▶ _Directions_: Single out each line with the word "对任意复数z₁" and copy it.

▶ _Data extract_:
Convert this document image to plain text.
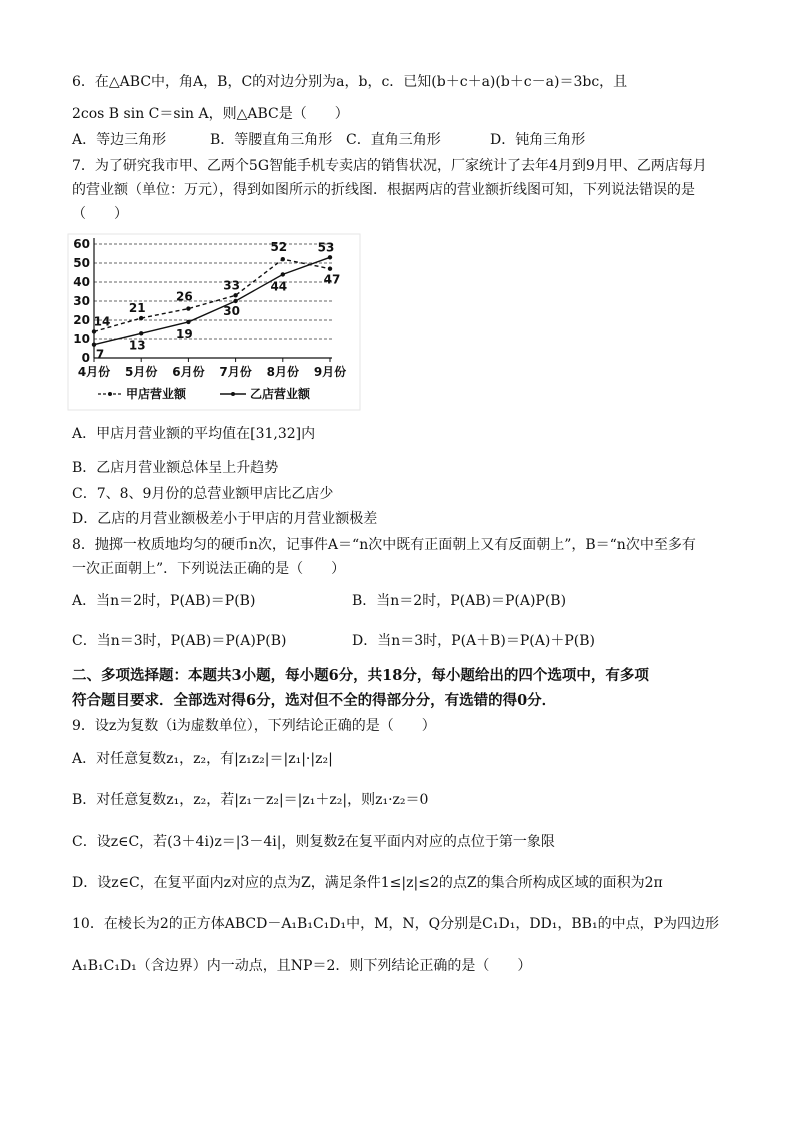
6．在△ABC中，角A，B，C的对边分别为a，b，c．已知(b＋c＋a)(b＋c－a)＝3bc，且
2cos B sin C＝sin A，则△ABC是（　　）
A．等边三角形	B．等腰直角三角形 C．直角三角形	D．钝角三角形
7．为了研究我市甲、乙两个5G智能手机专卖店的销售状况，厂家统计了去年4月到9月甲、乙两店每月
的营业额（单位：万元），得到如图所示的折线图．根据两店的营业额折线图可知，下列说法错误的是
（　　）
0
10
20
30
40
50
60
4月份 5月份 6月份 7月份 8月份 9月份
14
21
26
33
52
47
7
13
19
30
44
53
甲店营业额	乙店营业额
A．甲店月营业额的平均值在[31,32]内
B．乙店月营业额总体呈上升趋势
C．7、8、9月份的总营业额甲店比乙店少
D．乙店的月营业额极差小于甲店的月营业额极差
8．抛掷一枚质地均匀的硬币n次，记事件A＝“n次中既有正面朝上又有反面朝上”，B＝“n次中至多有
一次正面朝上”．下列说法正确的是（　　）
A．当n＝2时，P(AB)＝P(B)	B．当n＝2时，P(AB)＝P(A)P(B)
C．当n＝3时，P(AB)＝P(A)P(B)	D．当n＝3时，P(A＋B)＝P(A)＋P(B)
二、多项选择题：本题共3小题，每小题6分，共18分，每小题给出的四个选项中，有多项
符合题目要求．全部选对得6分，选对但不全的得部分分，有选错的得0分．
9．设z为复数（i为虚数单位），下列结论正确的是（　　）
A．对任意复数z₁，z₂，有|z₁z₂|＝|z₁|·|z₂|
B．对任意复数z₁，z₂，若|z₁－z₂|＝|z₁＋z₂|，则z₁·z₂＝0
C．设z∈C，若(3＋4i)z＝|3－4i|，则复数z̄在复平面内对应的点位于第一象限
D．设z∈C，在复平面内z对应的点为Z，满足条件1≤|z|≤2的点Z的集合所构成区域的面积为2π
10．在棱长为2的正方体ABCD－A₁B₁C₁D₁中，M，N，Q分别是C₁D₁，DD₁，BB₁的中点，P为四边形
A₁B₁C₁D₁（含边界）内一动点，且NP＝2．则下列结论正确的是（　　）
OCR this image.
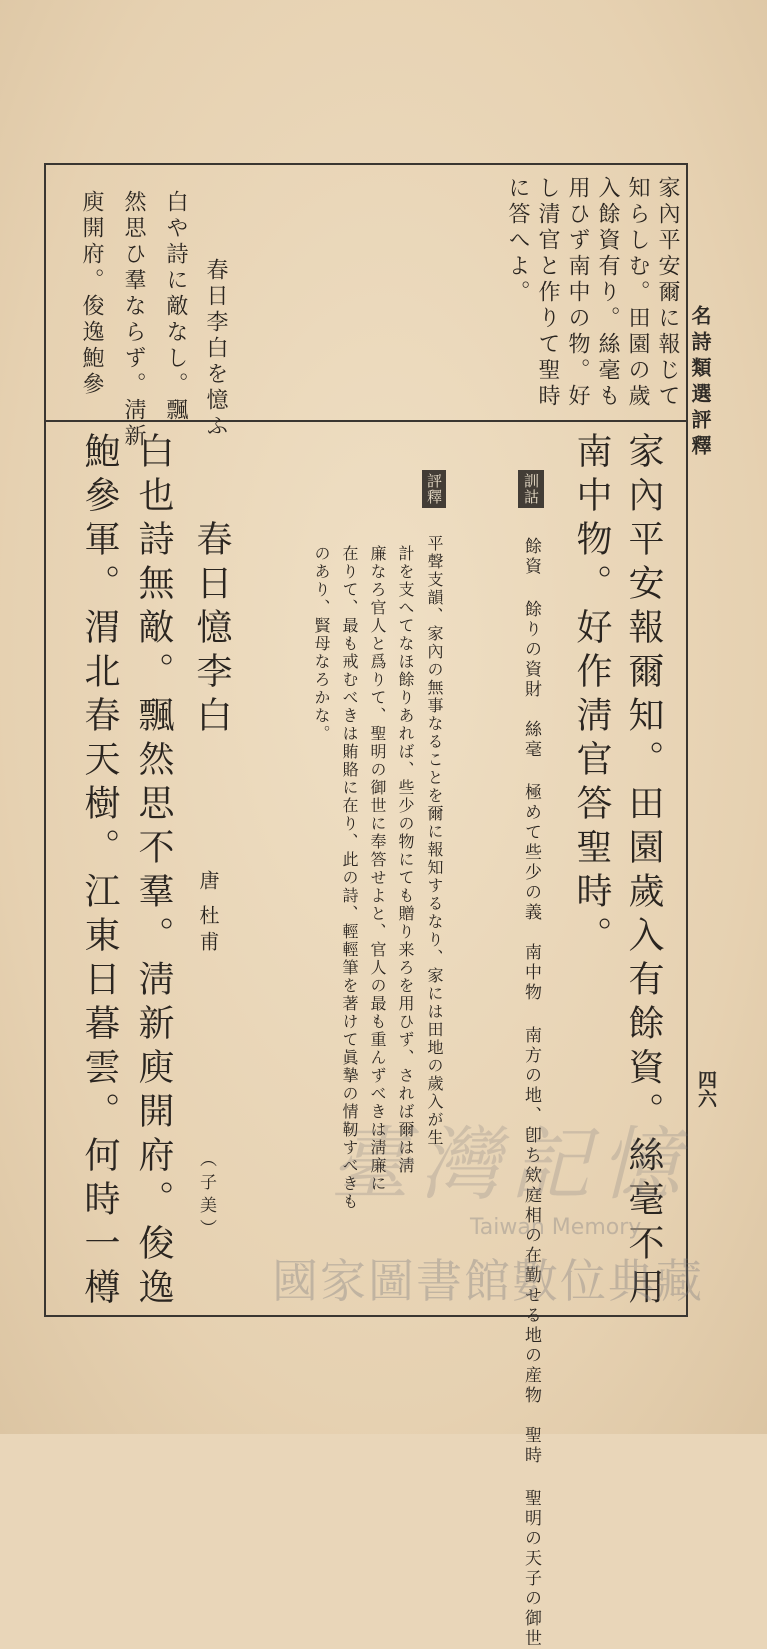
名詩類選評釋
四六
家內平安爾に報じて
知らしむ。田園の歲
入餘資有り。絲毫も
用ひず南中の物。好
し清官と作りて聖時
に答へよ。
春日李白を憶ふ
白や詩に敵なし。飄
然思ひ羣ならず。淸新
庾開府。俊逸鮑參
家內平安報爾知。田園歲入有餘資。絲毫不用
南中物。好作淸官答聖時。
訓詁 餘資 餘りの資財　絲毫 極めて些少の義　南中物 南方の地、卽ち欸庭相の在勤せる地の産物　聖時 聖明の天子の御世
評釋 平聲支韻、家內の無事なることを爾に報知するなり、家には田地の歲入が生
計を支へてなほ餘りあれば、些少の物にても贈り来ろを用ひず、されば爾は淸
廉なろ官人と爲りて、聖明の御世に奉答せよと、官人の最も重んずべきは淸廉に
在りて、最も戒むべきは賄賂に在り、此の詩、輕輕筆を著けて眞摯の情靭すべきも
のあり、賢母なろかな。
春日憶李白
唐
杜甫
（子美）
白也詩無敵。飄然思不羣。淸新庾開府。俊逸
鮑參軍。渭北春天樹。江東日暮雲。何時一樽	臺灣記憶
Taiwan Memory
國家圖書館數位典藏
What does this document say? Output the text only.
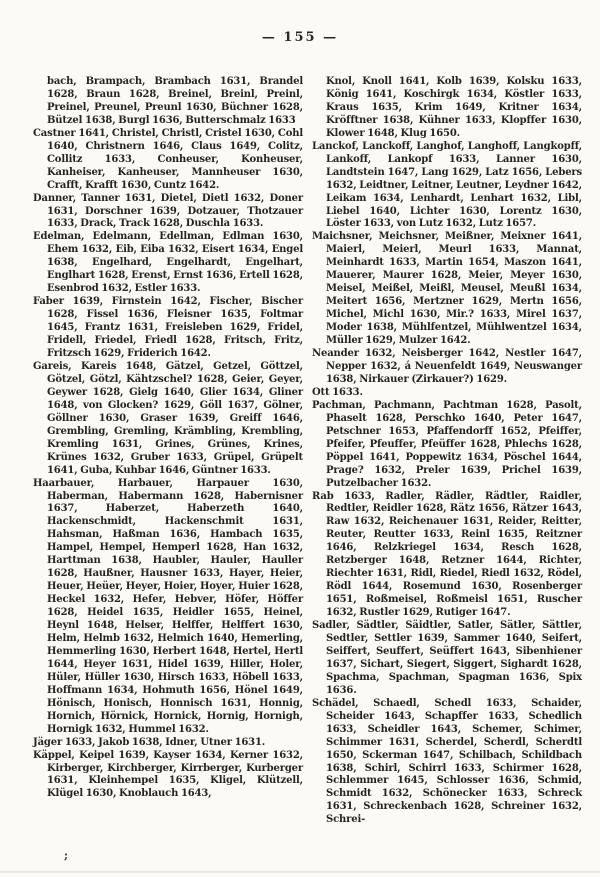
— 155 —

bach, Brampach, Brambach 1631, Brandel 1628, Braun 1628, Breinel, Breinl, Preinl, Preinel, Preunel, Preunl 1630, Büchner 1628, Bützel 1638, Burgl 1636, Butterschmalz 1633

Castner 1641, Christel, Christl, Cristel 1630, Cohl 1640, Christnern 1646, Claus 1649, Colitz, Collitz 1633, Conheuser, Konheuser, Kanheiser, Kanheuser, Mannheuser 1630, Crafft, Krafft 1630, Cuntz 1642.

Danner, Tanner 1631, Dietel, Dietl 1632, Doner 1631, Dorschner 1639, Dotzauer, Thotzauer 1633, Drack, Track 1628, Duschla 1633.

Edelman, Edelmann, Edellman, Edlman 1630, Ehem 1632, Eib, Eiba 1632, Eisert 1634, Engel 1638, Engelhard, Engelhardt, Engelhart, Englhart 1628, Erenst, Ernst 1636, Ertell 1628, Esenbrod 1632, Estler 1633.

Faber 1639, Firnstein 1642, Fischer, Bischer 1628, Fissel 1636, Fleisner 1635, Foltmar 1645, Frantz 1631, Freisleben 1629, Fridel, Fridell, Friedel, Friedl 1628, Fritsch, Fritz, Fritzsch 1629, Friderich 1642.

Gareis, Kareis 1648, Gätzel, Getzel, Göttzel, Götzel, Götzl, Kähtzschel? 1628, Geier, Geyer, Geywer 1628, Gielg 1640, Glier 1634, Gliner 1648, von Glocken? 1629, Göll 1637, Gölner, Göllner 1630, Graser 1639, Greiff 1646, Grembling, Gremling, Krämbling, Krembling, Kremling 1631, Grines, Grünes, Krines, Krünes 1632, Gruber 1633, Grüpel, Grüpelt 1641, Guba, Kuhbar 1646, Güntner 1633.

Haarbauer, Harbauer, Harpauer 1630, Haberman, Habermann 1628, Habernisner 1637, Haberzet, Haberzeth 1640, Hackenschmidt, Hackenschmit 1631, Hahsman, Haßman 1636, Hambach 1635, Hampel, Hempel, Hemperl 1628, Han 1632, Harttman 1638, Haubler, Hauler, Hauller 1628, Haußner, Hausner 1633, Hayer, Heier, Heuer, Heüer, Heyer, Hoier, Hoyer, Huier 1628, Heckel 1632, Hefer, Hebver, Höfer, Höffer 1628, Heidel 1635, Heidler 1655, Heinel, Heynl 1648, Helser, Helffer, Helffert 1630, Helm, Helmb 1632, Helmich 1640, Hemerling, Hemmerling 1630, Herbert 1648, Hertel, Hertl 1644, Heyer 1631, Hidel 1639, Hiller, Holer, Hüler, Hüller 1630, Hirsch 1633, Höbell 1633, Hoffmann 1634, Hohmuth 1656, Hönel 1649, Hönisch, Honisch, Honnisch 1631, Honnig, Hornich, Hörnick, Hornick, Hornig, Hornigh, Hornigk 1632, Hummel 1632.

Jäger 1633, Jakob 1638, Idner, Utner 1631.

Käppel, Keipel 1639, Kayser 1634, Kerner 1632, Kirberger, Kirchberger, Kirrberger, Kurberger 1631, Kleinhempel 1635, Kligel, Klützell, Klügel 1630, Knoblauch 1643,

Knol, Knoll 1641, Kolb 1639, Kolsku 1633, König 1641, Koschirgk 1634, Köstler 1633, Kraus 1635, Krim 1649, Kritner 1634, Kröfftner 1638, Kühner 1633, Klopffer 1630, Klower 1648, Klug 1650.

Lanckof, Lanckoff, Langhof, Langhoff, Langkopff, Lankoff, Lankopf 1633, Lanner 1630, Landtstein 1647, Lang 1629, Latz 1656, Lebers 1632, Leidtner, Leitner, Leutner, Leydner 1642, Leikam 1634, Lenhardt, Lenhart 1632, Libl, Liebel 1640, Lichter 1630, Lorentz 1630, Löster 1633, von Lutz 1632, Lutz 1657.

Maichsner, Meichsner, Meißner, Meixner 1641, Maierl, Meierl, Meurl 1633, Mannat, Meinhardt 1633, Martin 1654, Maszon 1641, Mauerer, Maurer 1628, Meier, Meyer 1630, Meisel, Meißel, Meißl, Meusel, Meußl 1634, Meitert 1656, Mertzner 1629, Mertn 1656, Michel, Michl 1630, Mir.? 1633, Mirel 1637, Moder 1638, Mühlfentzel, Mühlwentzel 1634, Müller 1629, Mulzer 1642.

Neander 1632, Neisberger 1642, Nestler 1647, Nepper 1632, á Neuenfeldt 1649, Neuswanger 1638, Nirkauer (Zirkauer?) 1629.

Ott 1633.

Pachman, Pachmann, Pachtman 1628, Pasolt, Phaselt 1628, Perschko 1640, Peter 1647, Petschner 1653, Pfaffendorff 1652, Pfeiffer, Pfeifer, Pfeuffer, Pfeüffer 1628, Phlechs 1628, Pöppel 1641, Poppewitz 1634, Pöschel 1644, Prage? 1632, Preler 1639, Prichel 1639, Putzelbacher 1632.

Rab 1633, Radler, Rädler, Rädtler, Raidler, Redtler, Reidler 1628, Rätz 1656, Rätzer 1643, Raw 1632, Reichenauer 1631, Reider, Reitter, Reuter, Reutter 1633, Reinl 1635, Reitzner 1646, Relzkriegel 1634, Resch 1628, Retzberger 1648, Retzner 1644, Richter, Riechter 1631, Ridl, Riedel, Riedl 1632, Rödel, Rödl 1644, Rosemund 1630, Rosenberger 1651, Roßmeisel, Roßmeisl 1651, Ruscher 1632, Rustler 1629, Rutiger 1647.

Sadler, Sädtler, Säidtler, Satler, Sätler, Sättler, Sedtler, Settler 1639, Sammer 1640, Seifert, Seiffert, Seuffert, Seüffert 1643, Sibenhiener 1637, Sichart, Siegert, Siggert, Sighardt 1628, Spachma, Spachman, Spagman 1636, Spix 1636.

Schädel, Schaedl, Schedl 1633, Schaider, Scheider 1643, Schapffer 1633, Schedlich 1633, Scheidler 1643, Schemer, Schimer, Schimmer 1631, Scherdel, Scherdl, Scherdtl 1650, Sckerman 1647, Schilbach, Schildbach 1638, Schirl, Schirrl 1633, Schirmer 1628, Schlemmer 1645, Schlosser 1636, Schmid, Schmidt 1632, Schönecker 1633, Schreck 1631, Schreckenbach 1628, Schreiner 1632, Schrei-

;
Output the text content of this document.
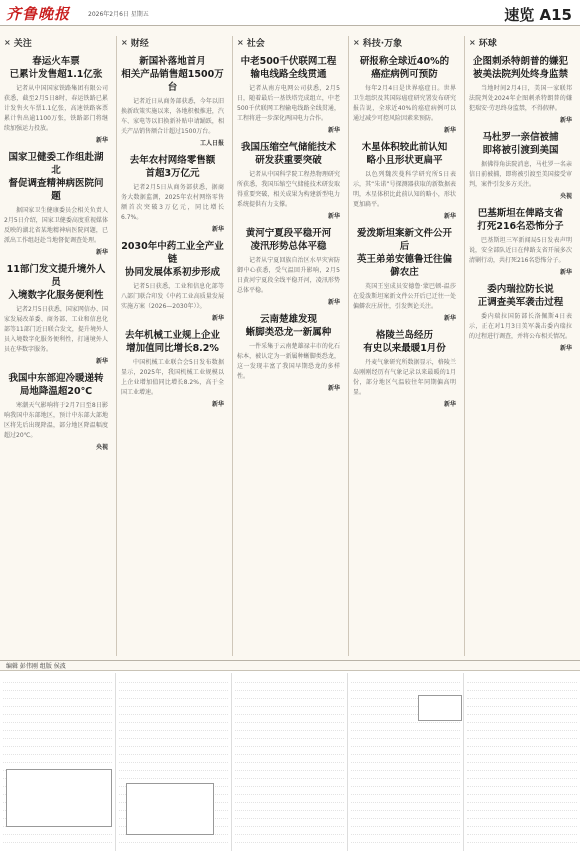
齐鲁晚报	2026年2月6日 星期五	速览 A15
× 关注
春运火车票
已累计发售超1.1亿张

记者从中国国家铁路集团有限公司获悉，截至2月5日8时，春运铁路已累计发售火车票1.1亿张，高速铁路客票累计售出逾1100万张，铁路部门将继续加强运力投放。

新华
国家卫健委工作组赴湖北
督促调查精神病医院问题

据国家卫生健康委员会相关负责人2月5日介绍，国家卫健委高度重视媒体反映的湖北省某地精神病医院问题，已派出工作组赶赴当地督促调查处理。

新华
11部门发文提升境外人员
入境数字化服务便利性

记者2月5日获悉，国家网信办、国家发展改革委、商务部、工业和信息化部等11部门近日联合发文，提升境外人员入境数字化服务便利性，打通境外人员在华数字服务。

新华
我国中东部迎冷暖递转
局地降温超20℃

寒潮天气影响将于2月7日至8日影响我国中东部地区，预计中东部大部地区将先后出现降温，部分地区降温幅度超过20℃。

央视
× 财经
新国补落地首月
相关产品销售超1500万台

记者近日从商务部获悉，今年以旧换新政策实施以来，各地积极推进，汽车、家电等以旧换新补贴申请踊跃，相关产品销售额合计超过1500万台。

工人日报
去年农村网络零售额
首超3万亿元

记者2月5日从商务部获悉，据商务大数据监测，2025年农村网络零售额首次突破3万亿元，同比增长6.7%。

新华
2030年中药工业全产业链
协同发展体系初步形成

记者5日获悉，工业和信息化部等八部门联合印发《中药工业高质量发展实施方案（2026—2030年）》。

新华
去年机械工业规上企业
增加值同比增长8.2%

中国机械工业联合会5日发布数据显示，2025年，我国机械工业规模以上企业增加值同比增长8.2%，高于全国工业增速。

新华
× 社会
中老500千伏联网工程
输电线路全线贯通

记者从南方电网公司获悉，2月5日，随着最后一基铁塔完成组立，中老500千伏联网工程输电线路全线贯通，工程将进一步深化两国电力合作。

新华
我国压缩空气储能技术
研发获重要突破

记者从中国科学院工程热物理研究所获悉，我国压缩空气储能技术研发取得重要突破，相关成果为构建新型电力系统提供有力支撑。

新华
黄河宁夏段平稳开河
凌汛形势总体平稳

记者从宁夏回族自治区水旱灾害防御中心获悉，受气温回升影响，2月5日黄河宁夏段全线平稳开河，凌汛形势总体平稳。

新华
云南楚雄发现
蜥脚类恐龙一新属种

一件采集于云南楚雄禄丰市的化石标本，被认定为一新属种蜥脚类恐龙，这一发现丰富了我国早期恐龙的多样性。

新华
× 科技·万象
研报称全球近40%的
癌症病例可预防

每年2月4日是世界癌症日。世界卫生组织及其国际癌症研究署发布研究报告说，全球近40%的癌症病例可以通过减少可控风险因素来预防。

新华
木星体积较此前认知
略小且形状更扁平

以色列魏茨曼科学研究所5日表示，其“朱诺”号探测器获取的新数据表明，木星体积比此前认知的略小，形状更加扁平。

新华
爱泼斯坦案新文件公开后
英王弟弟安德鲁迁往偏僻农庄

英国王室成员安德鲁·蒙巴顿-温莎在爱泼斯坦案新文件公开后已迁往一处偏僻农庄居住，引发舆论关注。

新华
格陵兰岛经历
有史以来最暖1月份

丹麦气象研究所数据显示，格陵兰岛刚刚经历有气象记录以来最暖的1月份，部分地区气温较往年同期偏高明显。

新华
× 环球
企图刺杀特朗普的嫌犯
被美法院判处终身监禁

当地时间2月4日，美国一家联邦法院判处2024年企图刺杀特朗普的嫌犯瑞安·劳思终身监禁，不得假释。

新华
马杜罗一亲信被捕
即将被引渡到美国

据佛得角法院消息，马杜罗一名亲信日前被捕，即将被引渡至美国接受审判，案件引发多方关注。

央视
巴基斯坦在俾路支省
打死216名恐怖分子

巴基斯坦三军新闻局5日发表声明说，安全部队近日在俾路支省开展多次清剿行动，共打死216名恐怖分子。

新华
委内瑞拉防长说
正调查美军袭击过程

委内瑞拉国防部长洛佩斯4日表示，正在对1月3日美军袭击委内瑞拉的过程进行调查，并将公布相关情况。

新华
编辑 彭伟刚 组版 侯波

▶ _Written answer_:
A．对任意复数z₁，z₂，有|z₁z₂|＝|z₁|·|z₂|
B．对任意复数z₁，z₂，若|z₁－z₂|＝|z₁＋z₂|，则z₁·z₂＝0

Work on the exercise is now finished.